▶ [WORK REQUEST] Filter the records down to the lines that hold the word "start", and copy each of those lines.

▶ [EXCERPTED DATA]
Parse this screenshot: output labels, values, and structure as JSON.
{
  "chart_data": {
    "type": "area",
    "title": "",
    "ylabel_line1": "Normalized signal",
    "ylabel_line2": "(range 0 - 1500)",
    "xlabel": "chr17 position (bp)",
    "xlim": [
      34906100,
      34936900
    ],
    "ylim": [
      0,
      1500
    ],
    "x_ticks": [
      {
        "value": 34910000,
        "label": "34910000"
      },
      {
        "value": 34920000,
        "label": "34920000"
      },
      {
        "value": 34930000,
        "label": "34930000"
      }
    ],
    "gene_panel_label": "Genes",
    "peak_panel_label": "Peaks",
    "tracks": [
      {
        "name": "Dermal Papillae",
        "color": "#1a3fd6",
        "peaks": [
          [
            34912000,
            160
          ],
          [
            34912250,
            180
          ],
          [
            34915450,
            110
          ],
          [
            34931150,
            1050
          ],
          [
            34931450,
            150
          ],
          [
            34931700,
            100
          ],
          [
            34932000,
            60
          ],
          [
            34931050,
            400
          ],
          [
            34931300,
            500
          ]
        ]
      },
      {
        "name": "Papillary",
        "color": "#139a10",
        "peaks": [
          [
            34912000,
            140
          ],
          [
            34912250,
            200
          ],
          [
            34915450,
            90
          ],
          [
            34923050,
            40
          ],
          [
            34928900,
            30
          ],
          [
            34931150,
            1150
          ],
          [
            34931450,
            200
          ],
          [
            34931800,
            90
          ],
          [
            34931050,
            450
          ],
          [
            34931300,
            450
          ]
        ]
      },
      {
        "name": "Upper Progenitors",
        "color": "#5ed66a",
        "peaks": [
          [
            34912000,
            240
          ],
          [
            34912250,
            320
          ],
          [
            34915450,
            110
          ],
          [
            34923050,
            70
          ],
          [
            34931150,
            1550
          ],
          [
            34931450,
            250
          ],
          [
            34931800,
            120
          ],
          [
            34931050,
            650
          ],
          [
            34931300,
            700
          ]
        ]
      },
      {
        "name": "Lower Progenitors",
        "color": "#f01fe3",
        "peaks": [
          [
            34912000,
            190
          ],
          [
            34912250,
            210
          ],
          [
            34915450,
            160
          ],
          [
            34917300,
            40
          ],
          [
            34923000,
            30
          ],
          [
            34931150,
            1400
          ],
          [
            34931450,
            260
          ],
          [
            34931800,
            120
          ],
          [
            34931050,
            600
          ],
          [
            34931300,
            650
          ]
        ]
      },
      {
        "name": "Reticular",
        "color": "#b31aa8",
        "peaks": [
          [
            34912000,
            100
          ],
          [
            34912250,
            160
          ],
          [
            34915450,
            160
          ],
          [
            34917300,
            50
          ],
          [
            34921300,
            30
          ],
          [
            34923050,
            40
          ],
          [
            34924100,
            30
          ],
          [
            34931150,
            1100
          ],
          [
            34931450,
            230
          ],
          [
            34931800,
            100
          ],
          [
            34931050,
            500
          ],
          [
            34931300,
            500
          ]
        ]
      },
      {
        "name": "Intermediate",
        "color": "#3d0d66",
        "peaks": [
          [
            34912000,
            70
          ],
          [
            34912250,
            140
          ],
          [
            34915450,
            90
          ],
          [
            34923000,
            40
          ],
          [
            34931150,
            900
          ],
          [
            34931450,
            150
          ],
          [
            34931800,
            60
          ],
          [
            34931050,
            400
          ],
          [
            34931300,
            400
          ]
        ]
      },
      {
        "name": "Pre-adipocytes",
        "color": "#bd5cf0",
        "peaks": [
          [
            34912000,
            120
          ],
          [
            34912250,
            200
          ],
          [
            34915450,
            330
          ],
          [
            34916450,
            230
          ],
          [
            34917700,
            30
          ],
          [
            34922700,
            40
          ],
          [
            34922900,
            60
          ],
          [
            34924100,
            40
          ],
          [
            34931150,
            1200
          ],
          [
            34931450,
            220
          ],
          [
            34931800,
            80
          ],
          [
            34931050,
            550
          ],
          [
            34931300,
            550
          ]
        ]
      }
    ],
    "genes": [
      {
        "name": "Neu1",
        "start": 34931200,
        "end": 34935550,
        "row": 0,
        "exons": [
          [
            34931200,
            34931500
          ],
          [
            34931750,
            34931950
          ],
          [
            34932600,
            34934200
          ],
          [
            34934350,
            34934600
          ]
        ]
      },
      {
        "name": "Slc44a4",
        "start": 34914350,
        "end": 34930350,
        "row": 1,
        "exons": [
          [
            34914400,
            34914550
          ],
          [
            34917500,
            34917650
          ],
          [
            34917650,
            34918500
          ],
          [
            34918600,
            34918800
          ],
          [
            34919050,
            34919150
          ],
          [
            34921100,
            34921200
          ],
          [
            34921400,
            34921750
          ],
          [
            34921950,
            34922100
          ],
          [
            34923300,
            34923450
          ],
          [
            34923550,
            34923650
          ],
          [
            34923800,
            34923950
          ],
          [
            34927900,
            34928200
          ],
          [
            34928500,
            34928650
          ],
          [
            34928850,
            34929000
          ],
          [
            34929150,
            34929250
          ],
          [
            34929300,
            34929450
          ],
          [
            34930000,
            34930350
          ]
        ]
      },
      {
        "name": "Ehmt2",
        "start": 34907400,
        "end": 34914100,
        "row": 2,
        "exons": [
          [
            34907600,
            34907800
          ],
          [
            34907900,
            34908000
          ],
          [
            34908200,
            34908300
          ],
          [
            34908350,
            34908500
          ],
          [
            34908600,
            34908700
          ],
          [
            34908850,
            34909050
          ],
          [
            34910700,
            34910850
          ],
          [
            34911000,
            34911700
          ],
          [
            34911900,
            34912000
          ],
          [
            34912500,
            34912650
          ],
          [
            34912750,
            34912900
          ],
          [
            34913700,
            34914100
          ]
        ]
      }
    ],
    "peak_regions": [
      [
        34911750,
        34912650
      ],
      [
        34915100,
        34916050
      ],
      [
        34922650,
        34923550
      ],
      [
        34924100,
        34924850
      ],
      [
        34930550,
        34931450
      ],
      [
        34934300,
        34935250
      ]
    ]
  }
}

▶ [FINISHED EXERCISE]
        "start": 34931200,
        "start": 34914350,
        "start": 34907400,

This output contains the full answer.